**Supplied material**.
________________________

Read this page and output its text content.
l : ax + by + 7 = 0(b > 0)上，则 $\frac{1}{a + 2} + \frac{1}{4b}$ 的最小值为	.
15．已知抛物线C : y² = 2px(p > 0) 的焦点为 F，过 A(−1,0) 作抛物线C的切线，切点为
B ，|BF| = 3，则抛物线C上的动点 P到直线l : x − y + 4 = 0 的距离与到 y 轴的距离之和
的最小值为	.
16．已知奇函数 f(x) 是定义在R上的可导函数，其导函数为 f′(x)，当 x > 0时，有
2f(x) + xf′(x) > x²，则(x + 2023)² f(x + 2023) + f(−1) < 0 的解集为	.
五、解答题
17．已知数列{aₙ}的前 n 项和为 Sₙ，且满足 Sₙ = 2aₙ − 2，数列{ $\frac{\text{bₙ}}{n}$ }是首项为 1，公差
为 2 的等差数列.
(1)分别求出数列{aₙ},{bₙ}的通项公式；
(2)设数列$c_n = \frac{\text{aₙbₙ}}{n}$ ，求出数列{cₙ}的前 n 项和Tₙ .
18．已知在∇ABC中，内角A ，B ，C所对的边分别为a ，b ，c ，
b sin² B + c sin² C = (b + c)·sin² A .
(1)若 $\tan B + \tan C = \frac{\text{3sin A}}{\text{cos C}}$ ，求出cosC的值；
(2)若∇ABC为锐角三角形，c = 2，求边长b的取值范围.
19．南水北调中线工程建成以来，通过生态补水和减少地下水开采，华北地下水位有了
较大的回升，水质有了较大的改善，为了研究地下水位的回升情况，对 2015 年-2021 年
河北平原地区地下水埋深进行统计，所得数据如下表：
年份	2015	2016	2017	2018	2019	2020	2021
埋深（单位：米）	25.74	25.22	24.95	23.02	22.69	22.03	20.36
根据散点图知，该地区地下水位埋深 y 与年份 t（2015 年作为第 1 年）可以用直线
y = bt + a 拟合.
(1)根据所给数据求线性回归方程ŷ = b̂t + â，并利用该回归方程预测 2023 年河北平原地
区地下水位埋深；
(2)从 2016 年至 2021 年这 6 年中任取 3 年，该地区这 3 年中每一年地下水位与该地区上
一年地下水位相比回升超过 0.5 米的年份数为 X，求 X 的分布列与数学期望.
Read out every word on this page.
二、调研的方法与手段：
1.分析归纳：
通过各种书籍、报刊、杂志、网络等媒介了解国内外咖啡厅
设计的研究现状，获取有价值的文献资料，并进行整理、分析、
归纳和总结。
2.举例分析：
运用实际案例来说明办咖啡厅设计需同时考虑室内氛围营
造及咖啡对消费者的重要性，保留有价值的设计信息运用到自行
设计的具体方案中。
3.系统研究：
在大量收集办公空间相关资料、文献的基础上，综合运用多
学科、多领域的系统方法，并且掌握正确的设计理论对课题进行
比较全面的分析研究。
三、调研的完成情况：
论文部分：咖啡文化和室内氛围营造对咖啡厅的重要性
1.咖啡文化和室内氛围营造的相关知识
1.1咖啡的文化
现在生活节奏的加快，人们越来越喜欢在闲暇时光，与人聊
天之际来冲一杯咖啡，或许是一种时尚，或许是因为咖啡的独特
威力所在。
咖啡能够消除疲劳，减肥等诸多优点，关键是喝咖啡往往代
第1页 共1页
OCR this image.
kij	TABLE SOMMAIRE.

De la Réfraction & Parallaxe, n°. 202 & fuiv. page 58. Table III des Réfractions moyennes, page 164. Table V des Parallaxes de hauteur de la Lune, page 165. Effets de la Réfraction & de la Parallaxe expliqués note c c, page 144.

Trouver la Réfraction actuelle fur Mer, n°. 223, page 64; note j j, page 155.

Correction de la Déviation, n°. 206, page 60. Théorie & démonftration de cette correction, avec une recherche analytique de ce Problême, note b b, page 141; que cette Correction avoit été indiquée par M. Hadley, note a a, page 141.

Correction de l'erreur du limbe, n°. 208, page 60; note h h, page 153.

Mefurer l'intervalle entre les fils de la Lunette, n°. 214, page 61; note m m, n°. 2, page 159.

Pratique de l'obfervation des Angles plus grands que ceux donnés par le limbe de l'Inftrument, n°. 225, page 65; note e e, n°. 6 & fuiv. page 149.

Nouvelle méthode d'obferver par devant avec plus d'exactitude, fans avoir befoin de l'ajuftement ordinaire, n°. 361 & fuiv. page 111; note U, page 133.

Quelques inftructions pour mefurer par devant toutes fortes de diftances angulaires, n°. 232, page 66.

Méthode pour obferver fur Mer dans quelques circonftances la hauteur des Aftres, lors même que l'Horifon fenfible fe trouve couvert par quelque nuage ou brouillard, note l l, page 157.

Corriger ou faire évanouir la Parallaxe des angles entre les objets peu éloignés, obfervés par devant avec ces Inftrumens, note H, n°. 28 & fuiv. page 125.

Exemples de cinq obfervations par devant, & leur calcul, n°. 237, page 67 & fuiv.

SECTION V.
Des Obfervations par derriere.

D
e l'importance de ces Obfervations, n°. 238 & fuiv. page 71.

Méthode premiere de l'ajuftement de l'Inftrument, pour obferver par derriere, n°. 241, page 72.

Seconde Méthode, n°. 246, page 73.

________________________

Give the lines from the one containing "OCR this image." through the end of the entries again, exactly as written and with no other lines.

**The completed task**.
OCR this image.
kij	TABLE SOMMAIRE.

De la Réfraction & Parallaxe, n°. 202 & fuiv. page 58. Table III des Réfractions moyennes, page 164. Table V des Parallaxes de hauteur de la Lune, page 165. Effets de la Réfraction & de la Parallaxe expliqués note c c, page 144.

Trouver la Réfraction actuelle fur Mer, n°. 223, page 64; note j j, page 155.

Correction de la Déviation, n°. 206, page 60. Théorie & démonftration de cette correction, avec une recherche analytique de ce Problême, note b b, page 141; que cette Correction avoit été indiquée par M. Hadley, note a a, page 141.

Correction de l'erreur du limbe, n°. 208, page 60; note h h, page 153.

Mefurer l'intervalle entre les fils de la Lunette, n°. 214, page 61; note m m, n°. 2, page 159.

Pratique de l'obfervation des Angles plus grands que ceux donnés par le limbe de l'Inftrument, n°. 225, page 65; note e e, n°. 6 & fuiv. page 149.

Nouvelle méthode d'obferver par devant avec plus d'exactitude, fans avoir befoin de l'ajuftement ordinaire, n°. 361 & fuiv. page 111; note U, page 133.

Quelques inftructions pour mefurer par devant toutes fortes de diftances angulaires, n°. 232, page 66.

Méthode pour obferver fur Mer dans quelques circonftances la hauteur des Aftres, lors même que l'Horifon fenfible fe trouve couvert par quelque nuage ou brouillard, note l l, page 157.

Corriger ou faire évanouir la Parallaxe des angles entre les objets peu éloignés, obfervés par devant avec ces Inftrumens, note H, n°. 28 & fuiv. page 125.

Exemples de cinq obfervations par devant, & leur calcul, n°. 237, page 67 & fuiv.

SECTION V.
Des Obfervations par derriere.

D
e l'importance de ces Obfervations, n°. 238 & fuiv. page 71.

Méthode premiere de l'ajuftement de l'Inftrument, pour obferver par derriere, n°. 241, page 72.

Seconde Méthode, n°. 246, page 73.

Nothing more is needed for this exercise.